AIM:
Your task is to transcribe the data in full.

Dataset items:
· · · · · · ·

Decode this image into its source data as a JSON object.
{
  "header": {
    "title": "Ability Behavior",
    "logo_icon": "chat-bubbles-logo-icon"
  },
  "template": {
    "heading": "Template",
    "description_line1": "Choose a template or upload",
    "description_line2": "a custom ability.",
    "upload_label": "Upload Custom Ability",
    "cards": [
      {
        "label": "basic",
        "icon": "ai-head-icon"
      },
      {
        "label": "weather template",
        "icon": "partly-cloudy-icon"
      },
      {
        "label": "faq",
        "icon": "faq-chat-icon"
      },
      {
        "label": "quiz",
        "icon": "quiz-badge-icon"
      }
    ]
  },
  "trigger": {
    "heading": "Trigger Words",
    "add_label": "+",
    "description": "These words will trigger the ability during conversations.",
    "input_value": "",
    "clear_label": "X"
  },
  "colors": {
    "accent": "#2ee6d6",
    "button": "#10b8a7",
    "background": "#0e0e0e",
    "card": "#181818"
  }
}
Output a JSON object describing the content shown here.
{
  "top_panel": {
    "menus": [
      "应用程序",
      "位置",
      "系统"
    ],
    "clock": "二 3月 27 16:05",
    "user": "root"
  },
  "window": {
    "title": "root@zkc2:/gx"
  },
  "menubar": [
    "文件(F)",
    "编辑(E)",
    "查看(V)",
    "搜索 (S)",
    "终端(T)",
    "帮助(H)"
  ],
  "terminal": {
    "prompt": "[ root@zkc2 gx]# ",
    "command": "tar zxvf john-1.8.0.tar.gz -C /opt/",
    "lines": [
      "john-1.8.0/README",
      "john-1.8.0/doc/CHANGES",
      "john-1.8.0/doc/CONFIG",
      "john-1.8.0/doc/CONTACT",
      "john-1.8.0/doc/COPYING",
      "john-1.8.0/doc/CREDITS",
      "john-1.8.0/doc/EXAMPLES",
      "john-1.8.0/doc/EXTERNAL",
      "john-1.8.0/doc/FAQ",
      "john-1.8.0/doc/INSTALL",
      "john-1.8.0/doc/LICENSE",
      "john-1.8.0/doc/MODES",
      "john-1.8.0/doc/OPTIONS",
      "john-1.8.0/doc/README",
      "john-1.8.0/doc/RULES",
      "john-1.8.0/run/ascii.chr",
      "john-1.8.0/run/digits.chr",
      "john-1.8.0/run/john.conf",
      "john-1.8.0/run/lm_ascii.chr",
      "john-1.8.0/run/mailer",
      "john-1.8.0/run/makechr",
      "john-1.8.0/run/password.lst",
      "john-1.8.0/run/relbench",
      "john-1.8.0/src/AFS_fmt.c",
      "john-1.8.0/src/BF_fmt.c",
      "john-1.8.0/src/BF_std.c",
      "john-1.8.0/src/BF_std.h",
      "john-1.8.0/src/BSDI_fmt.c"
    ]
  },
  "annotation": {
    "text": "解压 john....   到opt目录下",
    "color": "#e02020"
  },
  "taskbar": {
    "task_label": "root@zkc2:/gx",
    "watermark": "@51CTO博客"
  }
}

· · · · · · ·

RESPONSE TO THE EXERCISE:
Decode this image into its source data as a JSON object.
{
  "header": {
    "title": "Ability Behavior",
    "logo_icon": "chat-bubbles-logo-icon"
  },
  "template": {
    "heading": "Template",
    "description_line1": "Choose a template or upload",
    "description_line2": "a custom ability.",
    "upload_label": "Upload Custom Ability",
    "cards": [
      {
        "label": "basic",
        "icon": "ai-head-icon"
      },
      {
        "label": "weather template",
        "icon": "partly-cloudy-icon"
      },
      {
        "label": "faq",
        "icon": "faq-chat-icon"
      },
      {
        "label": "quiz",
        "icon": "quiz-badge-icon"
      }
    ]
  },
  "trigger": {
    "heading": "Trigger Words",
    "add_label": "+",
    "description": "These words will trigger the ability during conversations.",
    "input_value": "",
    "clear_label": "X"
  },
  "colors": {
    "accent": "#2ee6d6",
    "button": "#10b8a7",
    "background": "#0e0e0e",
    "card": "#181818"
  }
}
Output a JSON object describing the content shown here.
{
  "top_panel": {
    "menus": [
      "应用程序",
      "位置",
      "系统"
    ],
    "clock": "二 3月 27 16:05",
    "user": "root"
  },
  "window": {
    "title": "root@zkc2:/gx"
  },
  "menubar": [
    "文件(F)",
    "编辑(E)",
    "查看(V)",
    "搜索 (S)",
    "终端(T)",
    "帮助(H)"
  ],
  "terminal": {
    "prompt": "[ root@zkc2 gx]# ",
    "command": "tar zxvf john-1.8.0.tar.gz -C /opt/",
    "lines": [
      "john-1.8.0/README",
      "john-1.8.0/doc/CHANGES",
      "john-1.8.0/doc/CONFIG",
      "john-1.8.0/doc/CONTACT",
      "john-1.8.0/doc/COPYING",
      "john-1.8.0/doc/CREDITS",
      "john-1.8.0/doc/EXAMPLES",
      "john-1.8.0/doc/EXTERNAL",
      "john-1.8.0/doc/FAQ",
      "john-1.8.0/doc/INSTALL",
      "john-1.8.0/doc/LICENSE",
      "john-1.8.0/doc/MODES",
      "john-1.8.0/doc/OPTIONS",
      "john-1.8.0/doc/README",
      "john-1.8.0/doc/RULES",
      "john-1.8.0/run/ascii.chr",
      "john-1.8.0/run/digits.chr",
      "john-1.8.0/run/john.conf",
      "john-1.8.0/run/lm_ascii.chr",
      "john-1.8.0/run/mailer",
      "john-1.8.0/run/makechr",
      "john-1.8.0/run/password.lst",
      "john-1.8.0/run/relbench",
      "john-1.8.0/src/AFS_fmt.c",
      "john-1.8.0/src/BF_fmt.c",
      "john-1.8.0/src/BF_std.c",
      "john-1.8.0/src/BF_std.h",
      "john-1.8.0/src/BSDI_fmt.c"
    ]
  },
  "annotation": {
    "text": "解压 john....   到opt目录下",
    "color": "#e02020"
  },
  "taskbar": {
    "task_label": "root@zkc2:/gx",
    "watermark": "@51CTO博客"
  }
}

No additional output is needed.